● **Work instructions**
Every entry must be given again exactly.

----

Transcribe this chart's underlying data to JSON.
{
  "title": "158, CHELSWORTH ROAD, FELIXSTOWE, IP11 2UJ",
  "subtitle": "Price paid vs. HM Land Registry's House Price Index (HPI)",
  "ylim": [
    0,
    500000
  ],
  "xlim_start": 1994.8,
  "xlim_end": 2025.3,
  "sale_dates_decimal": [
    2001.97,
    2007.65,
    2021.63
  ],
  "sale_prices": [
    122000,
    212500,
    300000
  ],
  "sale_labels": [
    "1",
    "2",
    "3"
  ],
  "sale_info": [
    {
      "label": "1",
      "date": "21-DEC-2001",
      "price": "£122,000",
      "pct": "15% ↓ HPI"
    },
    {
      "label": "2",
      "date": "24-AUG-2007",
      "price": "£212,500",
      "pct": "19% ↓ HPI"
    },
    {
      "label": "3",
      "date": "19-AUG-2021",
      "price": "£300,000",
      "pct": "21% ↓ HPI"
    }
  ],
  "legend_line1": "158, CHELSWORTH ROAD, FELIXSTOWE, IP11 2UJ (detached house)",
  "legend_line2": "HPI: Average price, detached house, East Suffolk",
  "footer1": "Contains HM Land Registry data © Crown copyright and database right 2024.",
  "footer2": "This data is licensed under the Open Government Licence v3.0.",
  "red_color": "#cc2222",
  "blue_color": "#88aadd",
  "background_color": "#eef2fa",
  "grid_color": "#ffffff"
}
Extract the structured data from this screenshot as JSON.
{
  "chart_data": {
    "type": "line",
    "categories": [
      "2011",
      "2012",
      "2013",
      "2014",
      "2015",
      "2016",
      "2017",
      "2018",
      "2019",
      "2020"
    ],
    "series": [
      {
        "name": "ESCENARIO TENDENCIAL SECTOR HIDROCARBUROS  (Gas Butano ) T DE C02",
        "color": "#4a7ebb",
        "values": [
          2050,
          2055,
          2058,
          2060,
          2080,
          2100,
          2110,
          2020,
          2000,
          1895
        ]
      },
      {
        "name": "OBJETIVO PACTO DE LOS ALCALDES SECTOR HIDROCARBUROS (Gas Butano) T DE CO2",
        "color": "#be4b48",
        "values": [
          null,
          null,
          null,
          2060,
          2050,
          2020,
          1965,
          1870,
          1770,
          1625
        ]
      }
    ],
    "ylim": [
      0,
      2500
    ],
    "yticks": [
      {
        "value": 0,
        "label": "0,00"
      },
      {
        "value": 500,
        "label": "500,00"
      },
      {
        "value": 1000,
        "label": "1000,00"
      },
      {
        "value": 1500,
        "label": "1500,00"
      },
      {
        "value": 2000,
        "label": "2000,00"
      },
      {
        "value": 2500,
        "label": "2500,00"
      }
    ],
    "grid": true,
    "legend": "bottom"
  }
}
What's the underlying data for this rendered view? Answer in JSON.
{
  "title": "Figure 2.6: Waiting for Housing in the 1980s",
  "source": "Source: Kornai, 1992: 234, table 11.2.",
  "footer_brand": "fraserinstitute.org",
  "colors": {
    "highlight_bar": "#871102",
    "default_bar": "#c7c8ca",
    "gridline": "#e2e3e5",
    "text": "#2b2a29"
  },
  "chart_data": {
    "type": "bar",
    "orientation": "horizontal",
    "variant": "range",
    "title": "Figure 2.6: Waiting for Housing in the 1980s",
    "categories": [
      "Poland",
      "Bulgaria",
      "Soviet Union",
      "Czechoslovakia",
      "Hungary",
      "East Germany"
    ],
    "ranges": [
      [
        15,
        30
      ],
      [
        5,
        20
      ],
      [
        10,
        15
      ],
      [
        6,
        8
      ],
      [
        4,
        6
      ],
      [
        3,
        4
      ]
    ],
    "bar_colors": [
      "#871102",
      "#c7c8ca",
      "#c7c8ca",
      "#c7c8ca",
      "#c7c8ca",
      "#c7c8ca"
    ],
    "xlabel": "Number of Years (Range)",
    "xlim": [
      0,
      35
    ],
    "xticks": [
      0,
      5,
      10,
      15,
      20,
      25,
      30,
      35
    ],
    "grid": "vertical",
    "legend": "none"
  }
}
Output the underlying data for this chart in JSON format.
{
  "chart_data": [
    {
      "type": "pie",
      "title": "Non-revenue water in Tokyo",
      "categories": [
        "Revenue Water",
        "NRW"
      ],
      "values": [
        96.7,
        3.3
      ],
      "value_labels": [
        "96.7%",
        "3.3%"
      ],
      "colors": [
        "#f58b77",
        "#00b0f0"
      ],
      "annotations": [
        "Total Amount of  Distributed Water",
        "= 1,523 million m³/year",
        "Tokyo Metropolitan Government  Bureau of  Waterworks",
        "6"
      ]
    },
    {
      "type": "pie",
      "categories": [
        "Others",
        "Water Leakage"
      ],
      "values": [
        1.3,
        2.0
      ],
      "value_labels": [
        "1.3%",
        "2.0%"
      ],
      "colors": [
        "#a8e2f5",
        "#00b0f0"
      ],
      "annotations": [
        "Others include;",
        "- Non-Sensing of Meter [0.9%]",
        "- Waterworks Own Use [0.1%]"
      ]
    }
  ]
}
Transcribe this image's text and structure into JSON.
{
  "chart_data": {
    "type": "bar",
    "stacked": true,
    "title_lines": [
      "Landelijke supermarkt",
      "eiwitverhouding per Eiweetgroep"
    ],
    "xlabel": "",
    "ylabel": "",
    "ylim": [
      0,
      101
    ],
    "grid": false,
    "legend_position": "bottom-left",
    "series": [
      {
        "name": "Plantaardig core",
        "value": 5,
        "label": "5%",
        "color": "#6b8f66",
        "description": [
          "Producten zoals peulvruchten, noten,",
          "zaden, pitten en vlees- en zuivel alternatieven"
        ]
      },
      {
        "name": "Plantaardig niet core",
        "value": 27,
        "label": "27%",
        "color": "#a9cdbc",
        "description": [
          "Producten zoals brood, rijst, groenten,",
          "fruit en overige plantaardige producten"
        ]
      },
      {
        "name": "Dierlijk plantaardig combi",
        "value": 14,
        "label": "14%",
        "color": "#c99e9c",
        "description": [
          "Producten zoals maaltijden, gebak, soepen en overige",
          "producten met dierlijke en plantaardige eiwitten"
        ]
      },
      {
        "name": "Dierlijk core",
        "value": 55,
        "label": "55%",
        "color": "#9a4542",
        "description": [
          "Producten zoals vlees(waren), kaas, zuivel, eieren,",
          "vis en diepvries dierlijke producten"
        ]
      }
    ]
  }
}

----

● **Output**
Transcribe this chart's underlying data to JSON.
{
  "title": "158, CHELSWORTH ROAD, FELIXSTOWE, IP11 2UJ",
  "subtitle": "Price paid vs. HM Land Registry's House Price Index (HPI)",
  "ylim": [
    0,
    500000
  ],
  "xlim_start": 1994.8,
  "xlim_end": 2025.3,
  "sale_dates_decimal": [
    2001.97,
    2007.65,
    2021.63
  ],
  "sale_prices": [
    122000,
    212500,
    300000
  ],
  "sale_labels": [
    "1",
    "2",
    "3"
  ],
  "sale_info": [
    {
      "label": "1",
      "date": "21-DEC-2001",
      "price": "£122,000",
      "pct": "15% ↓ HPI"
    },
    {
      "label": "2",
      "date": "24-AUG-2007",
      "price": "£212,500",
      "pct": "19% ↓ HPI"
    },
    {
      "label": "3",
      "date": "19-AUG-2021",
      "price": "£300,000",
      "pct": "21% ↓ HPI"
    }
  ],
  "legend_line1": "158, CHELSWORTH ROAD, FELIXSTOWE, IP11 2UJ (detached house)",
  "legend_line2": "HPI: Average price, detached house, East Suffolk",
  "footer1": "Contains HM Land Registry data © Crown copyright and database right 2024.",
  "footer2": "This data is licensed under the Open Government Licence v3.0.",
  "red_color": "#cc2222",
  "blue_color": "#88aadd",
  "background_color": "#eef2fa",
  "grid_color": "#ffffff"
}
Extract the structured data from this screenshot as JSON.
{
  "chart_data": {
    "type": "line",
    "categories": [
      "2011",
      "2012",
      "2013",
      "2014",
      "2015",
      "2016",
      "2017",
      "2018",
      "2019",
      "2020"
    ],
    "series": [
      {
        "name": "ESCENARIO TENDENCIAL SECTOR HIDROCARBUROS  (Gas Butano ) T DE C02",
        "color": "#4a7ebb",
        "values": [
          2050,
          2055,
          2058,
          2060,
          2080,
          2100,
          2110,
          2020,
          2000,
          1895
        ]
      },
      {
        "name": "OBJETIVO PACTO DE LOS ALCALDES SECTOR HIDROCARBUROS (Gas Butano) T DE CO2",
        "color": "#be4b48",
        "values": [
          null,
          null,
          null,
          2060,
          2050,
          2020,
          1965,
          1870,
          1770,
          1625
        ]
      }
    ],
    "ylim": [
      0,
      2500
    ],
    "yticks": [
      {
        "value": 0,
        "label": "0,00"
      },
      {
        "value": 500,
        "label": "500,00"
      },
      {
        "value": 1000,
        "label": "1000,00"
      },
      {
        "value": 1500,
        "label": "1500,00"
      },
      {
        "value": 2000,
        "label": "2000,00"
      },
      {
        "value": 2500,
        "label": "2500,00"
      }
    ],
    "grid": true,
    "legend": "bottom"
  }
}
What's the underlying data for this rendered view? Answer in JSON.
{
  "title": "Figure 2.6: Waiting for Housing in the 1980s",
  "source": "Source: Kornai, 1992: 234, table 11.2.",
  "footer_brand": "fraserinstitute.org",
  "colors": {
    "highlight_bar": "#871102",
    "default_bar": "#c7c8ca",
    "gridline": "#e2e3e5",
    "text": "#2b2a29"
  },
  "chart_data": {
    "type": "bar",
    "orientation": "horizontal",
    "variant": "range",
    "title": "Figure 2.6: Waiting for Housing in the 1980s",
    "categories": [
      "Poland",
      "Bulgaria",
      "Soviet Union",
      "Czechoslovakia",
      "Hungary",
      "East Germany"
    ],
    "ranges": [
      [
        15,
        30
      ],
      [
        5,
        20
      ],
      [
        10,
        15
      ],
      [
        6,
        8
      ],
      [
        4,
        6
      ],
      [
        3,
        4
      ]
    ],
    "bar_colors": [
      "#871102",
      "#c7c8ca",
      "#c7c8ca",
      "#c7c8ca",
      "#c7c8ca",
      "#c7c8ca"
    ],
    "xlabel": "Number of Years (Range)",
    "xlim": [
      0,
      35
    ],
    "xticks": [
      0,
      5,
      10,
      15,
      20,
      25,
      30,
      35
    ],
    "grid": "vertical",
    "legend": "none"
  }
}
Output the underlying data for this chart in JSON format.
{
  "chart_data": [
    {
      "type": "pie",
      "title": "Non-revenue water in Tokyo",
      "categories": [
        "Revenue Water",
        "NRW"
      ],
      "values": [
        96.7,
        3.3
      ],
      "value_labels": [
        "96.7%",
        "3.3%"
      ],
      "colors": [
        "#f58b77",
        "#00b0f0"
      ],
      "annotations": [
        "Total Amount of  Distributed Water",
        "= 1,523 million m³/year",
        "Tokyo Metropolitan Government  Bureau of  Waterworks",
        "6"
      ]
    },
    {
      "type": "pie",
      "categories": [
        "Others",
        "Water Leakage"
      ],
      "values": [
        1.3,
        2.0
      ],
      "value_labels": [
        "1.3%",
        "2.0%"
      ],
      "colors": [
        "#a8e2f5",
        "#00b0f0"
      ],
      "annotations": [
        "Others include;",
        "- Non-Sensing of Meter [0.9%]",
        "- Waterworks Own Use [0.1%]"
      ]
    }
  ]
}
Transcribe this image's text and structure into JSON.
{
  "chart_data": {
    "type": "bar",
    "stacked": true,
    "title_lines": [
      "Landelijke supermarkt",
      "eiwitverhouding per Eiweetgroep"
    ],
    "xlabel": "",
    "ylabel": "",
    "ylim": [
      0,
      101
    ],
    "grid": false,
    "legend_position": "bottom-left",
    "series": [
      {
        "name": "Plantaardig core",
        "value": 5,
        "label": "5%",
        "color": "#6b8f66",
        "description": [
          "Producten zoals peulvruchten, noten,",
          "zaden, pitten en vlees- en zuivel alternatieven"
        ]
      },
      {
        "name": "Plantaardig niet core",
        "value": 27,
        "label": "27%",
        "color": "#a9cdbc",
        "description": [
          "Producten zoals brood, rijst, groenten,",
          "fruit en overige plantaardige producten"
        ]
      },
      {
        "name": "Dierlijk plantaardig combi",
        "value": 14,
        "label": "14%",
        "color": "#c99e9c",
        "description": [
          "Producten zoals maaltijden, gebak, soepen en overige",
          "producten met dierlijke en plantaardige eiwitten"
        ]
      },
      {
        "name": "Dierlijk core",
        "value": 55,
        "label": "55%",
        "color": "#9a4542",
        "description": [
          "Producten zoals vlees(waren), kaas, zuivel, eieren,",
          "vis en diepvries dierlijke producten"
        ]
      }
    ]
  }
}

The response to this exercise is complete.